Saved entries
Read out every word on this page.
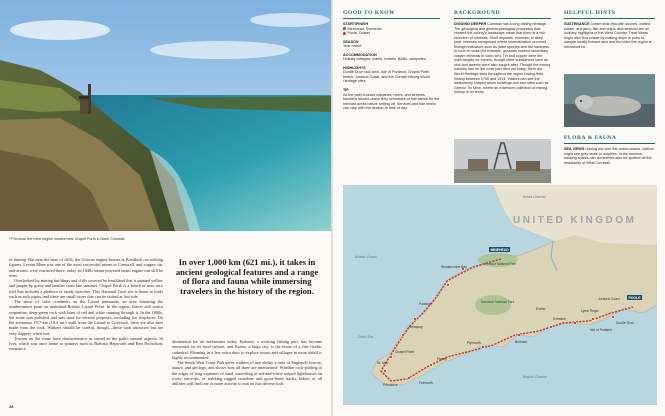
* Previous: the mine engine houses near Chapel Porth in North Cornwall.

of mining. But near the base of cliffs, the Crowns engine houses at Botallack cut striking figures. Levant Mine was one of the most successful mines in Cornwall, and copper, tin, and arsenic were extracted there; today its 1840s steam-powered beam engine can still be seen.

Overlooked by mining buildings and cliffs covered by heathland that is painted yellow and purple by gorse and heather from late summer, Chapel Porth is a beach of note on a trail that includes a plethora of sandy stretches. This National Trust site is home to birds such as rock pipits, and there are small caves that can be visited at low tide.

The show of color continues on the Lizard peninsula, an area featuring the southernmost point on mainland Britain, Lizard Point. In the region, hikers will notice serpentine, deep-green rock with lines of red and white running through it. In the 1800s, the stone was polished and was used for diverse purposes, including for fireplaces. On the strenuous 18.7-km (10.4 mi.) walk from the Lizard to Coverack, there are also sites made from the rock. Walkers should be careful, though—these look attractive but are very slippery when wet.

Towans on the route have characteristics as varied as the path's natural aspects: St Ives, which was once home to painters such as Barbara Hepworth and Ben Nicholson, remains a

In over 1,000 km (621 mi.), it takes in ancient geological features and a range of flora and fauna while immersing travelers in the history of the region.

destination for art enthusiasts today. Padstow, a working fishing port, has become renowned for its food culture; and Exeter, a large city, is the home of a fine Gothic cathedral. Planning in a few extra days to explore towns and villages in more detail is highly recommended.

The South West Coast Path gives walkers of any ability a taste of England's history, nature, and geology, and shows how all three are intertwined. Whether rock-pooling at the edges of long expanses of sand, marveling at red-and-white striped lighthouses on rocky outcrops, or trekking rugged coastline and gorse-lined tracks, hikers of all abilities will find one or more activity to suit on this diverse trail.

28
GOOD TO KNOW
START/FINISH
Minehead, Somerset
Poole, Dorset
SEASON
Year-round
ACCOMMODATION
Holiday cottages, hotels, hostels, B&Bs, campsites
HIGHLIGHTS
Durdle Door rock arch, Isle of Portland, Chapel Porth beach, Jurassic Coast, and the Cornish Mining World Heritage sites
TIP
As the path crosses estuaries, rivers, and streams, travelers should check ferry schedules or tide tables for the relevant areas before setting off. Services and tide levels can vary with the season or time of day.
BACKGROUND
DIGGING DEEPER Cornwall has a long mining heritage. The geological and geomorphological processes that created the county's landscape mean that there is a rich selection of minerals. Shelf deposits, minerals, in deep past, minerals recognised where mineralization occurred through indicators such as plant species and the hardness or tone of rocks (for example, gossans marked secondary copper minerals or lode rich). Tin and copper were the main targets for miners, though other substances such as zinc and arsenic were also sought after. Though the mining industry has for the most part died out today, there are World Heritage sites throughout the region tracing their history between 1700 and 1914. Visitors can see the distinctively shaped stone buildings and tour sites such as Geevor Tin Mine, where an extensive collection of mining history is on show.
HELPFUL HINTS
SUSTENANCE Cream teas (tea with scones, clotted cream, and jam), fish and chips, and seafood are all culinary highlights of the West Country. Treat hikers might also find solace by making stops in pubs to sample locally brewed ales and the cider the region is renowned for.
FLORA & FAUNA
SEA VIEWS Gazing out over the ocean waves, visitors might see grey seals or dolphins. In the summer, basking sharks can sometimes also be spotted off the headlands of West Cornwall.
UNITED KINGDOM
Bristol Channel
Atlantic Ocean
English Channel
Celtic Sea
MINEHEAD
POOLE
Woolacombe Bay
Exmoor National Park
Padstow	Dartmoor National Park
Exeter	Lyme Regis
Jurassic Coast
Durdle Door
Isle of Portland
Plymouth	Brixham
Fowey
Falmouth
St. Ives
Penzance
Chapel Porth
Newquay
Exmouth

Task statement: All of the data above should be quoted exactly, except for the pictures.

Output for this task:
Read out every word on this page.
* Previous: the mine engine houses near Chapel Porth in North Cornwall.

of mining. But near the base of cliffs, the Crowns engine houses at Botallack cut striking figures. Levant Mine was one of the most successful mines in Cornwall, and copper, tin, and arsenic were extracted there; today its 1840s steam-powered beam engine can still be seen.

Overlooked by mining buildings and cliffs covered by heathland that is painted yellow and purple by gorse and heather from late summer, Chapel Porth is a beach of note on a trail that includes a plethora of sandy stretches. This National Trust site is home to birds such as rock pipits, and there are small caves that can be visited at low tide.

The show of color continues on the Lizard peninsula, an area featuring the southernmost point on mainland Britain, Lizard Point. In the region, hikers will notice serpentine, deep-green rock with lines of red and white running through it. In the 1800s, the stone was polished and was used for diverse purposes, including for fireplaces. On the strenuous 18.7-km (10.4 mi.) walk from the Lizard to Coverack, there are also sites made from the rock. Walkers should be careful, though—these look attractive but are very slippery when wet.

Towans on the route have characteristics as varied as the path's natural aspects: St Ives, which was once home to painters such as Barbara Hepworth and Ben Nicholson, remains a

In over 1,000 km (621 mi.), it takes in ancient geological features and a range of flora and fauna while immersing travelers in the history of the region.

destination for art enthusiasts today. Padstow, a working fishing port, has become renowned for its food culture; and Exeter, a large city, is the home of a fine Gothic cathedral. Planning in a few extra days to explore towns and villages in more detail is highly recommended.

The South West Coast Path gives walkers of any ability a taste of England's history, nature, and geology, and shows how all three are intertwined. Whether rock-pooling at the edges of long expanses of sand, marveling at red-and-white striped lighthouses on rocky outcrops, or trekking rugged coastline and gorse-lined tracks, hikers of all abilities will find one or more activity to suit on this diverse trail.

28
GOOD TO KNOW
START/FINISH
Minehead, Somerset
Poole, Dorset
SEASON
Year-round
ACCOMMODATION
Holiday cottages, hotels, hostels, B&Bs, campsites
HIGHLIGHTS
Durdle Door rock arch, Isle of Portland, Chapel Porth beach, Jurassic Coast, and the Cornish Mining World Heritage sites
TIP
As the path crosses estuaries, rivers, and streams, travelers should check ferry schedules or tide tables for the relevant areas before setting off. Services and tide levels can vary with the season or time of day.
BACKGROUND
DIGGING DEEPER Cornwall has a long mining heritage. The geological and geomorphological processes that created the county's landscape mean that there is a rich selection of minerals. Shelf deposits, minerals, in deep past, minerals recognised where mineralization occurred through indicators such as plant species and the hardness or tone of rocks (for example, gossans marked secondary copper minerals or lode rich). Tin and copper were the main targets for miners, though other substances such as zinc and arsenic were also sought after. Though the mining industry has for the most part died out today, there are World Heritage sites throughout the region tracing their history between 1700 and 1914. Visitors can see the distinctively shaped stone buildings and tour sites such as Geevor Tin Mine, where an extensive collection of mining history is on show.
HELPFUL HINTS
SUSTENANCE Cream teas (tea with scones, clotted cream, and jam), fish and chips, and seafood are all culinary highlights of the West Country. Treat hikers might also find solace by making stops in pubs to sample locally brewed ales and the cider the region is renowned for.
FLORA & FAUNA
SEA VIEWS Gazing out over the ocean waves, visitors might see grey seals or dolphins. In the summer, basking sharks can sometimes also be spotted off the headlands of West Cornwall.
UNITED KINGDOM
Bristol Channel
Atlantic Ocean
English Channel
Celtic Sea
MINEHEAD
POOLE
Woolacombe Bay
Exmoor National Park
Padstow	Dartmoor National Park
Exeter	Lyme Regis
Jurassic Coast
Durdle Door
Isle of Portland
Plymouth	Brixham
Fowey
Falmouth
St. Ives
Penzance
Chapel Porth
Newquay
Exmouth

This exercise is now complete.